Begin Data records

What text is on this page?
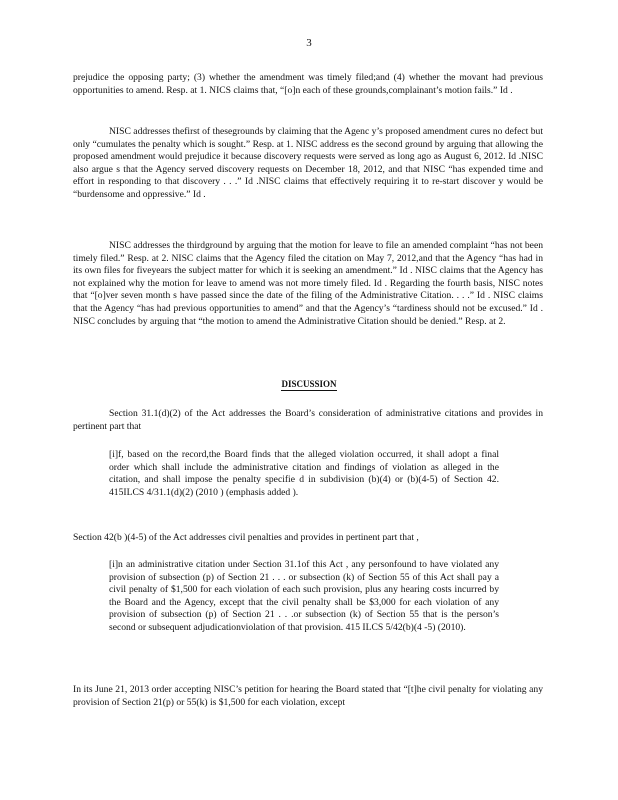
3

prejudice the opposing party; (3) whether the amendment was timely filed;and (4) whether the movant had previous opportunities to amend. Resp. at 1. NICS claims that, “[o]n each of these grounds,complainant’s motion fails.” Id .

NISC addresses thefirst of thesegrounds by claiming that the Agenc y’s proposed amendment cures no defect but only “cumulates the penalty which is sought.” Resp. at 1. NISC address es the second ground by arguing that allowing the proposed amendment would prejudice it because discovery requests were served as long ago as August 6, 2012. Id .NISC also argue s that the Agency served discovery requests on December 18, 2012, and that NISC “has expended time and effort in responding to that discovery . . .” Id .NISC claims that effectively requiring it to re-start discover y would be “burdensome and oppressive.” Id .

NISC addresses the thirdground by arguing that the motion for leave to file an amended complaint “has not been timely filed.” Resp. at 2. NISC claims that the Agency filed the citation on May 7, 2012,and that the Agency “has had in its own files for fiveyears the subject matter for which it is seeking an amendment.” Id . NISC claims that the Agency has not explained why the motion for leave to amend was not more timely filed. Id . Regarding the fourth basis, NISC notes that “[o]ver seven month s have passed since the date of the filing of the Administrative Citation. . . .” Id . NISC claims that the Agency “has had previous opportunities to amend” and that the Agency’s “tardiness should not be excused.” Id . NISC concludes by arguing that “the motion to amend the Administrative Citation should be denied.” Resp. at 2.

DISCUSSION

Section 31.1(d)(2) of the Act addresses the Board’s consideration of administrative citations and provides in pertinent part that

[i]f, based on the record,the Board finds that the alleged violation occurred, it shall adopt a final order which shall include the administrative citation and findings of violation as alleged in the citation, and shall impose the penalty specifie d in subdivision (b)(4) or (b)(4-5) of Section 42. 415ILCS 4/31.1(d)(2) (2010 ) (emphasis added ).

Section 42(b )(4-5) of the Act addresses civil penalties and provides in pertinent part that ,

[i]n an administrative citation under Section 31.1of this Act , any personfound to have violated any provision of subsection (p) of Section 21 . . . or subsection (k) of Section 55 of this Act shall pay a civil penalty of $1,500 for each violation of each such provision, plus any hearing costs incurred by the Board and the Agency, except that the civil penalty shall be $3,000 for each violation of any provision of subsection (p) of Section 21 . . .or subsection (k) of Section 55 that is the person’s second or subsequent adjudicationviolation of that provision. 415 ILCS 5/42(b)(4 -5) (2010).

In its June 21, 2013 order accepting NISC’s petition for hearing the Board stated that “[t]he civil penalty for violating any provision of Section 21(p) or 55(k) is $1,500 for each violation, except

End Data records

Skip every picture and transcribe the data above exactly.

What text is on this page?
3

prejudice the opposing party; (3) whether the amendment was timely filed;and (4) whether the movant had previous opportunities to amend. Resp. at 1. NICS claims that, “[o]n each of these grounds,complainant’s motion fails.” Id .

NISC addresses thefirst of thesegrounds by claiming that the Agenc y’s proposed amendment cures no defect but only “cumulates the penalty which is sought.” Resp. at 1. NISC address es the second ground by arguing that allowing the proposed amendment would prejudice it because discovery requests were served as long ago as August 6, 2012. Id .NISC also argue s that the Agency served discovery requests on December 18, 2012, and that NISC “has expended time and effort in responding to that discovery . . .” Id .NISC claims that effectively requiring it to re-start discover y would be “burdensome and oppressive.” Id .

NISC addresses the thirdground by arguing that the motion for leave to file an amended complaint “has not been timely filed.” Resp. at 2. NISC claims that the Agency filed the citation on May 7, 2012,and that the Agency “has had in its own files for fiveyears the subject matter for which it is seeking an amendment.” Id . NISC claims that the Agency has not explained why the motion for leave to amend was not more timely filed. Id . Regarding the fourth basis, NISC notes that “[o]ver seven month s have passed since the date of the filing of the Administrative Citation. . . .” Id . NISC claims that the Agency “has had previous opportunities to amend” and that the Agency’s “tardiness should not be excused.” Id . NISC concludes by arguing that “the motion to amend the Administrative Citation should be denied.” Resp. at 2.

DISCUSSION

Section 31.1(d)(2) of the Act addresses the Board’s consideration of administrative citations and provides in pertinent part that

[i]f, based on the record,the Board finds that the alleged violation occurred, it shall adopt a final order which shall include the administrative citation and findings of violation as alleged in the citation, and shall impose the penalty specifie d in subdivision (b)(4) or (b)(4-5) of Section 42. 415ILCS 4/31.1(d)(2) (2010 ) (emphasis added ).

Section 42(b )(4-5) of the Act addresses civil penalties and provides in pertinent part that ,

[i]n an administrative citation under Section 31.1of this Act , any personfound to have violated any provision of subsection (p) of Section 21 . . . or subsection (k) of Section 55 of this Act shall pay a civil penalty of $1,500 for each violation of each such provision, plus any hearing costs incurred by the Board and the Agency, except that the civil penalty shall be $3,000 for each violation of any provision of subsection (p) of Section 21 . . .or subsection (k) of Section 55 that is the person’s second or subsequent adjudicationviolation of that provision. 415 ILCS 5/42(b)(4 -5) (2010).

In its June 21, 2013 order accepting NISC’s petition for hearing the Board stated that “[t]he civil penalty for violating any provision of Section 21(p) or 55(k) is $1,500 for each violation, except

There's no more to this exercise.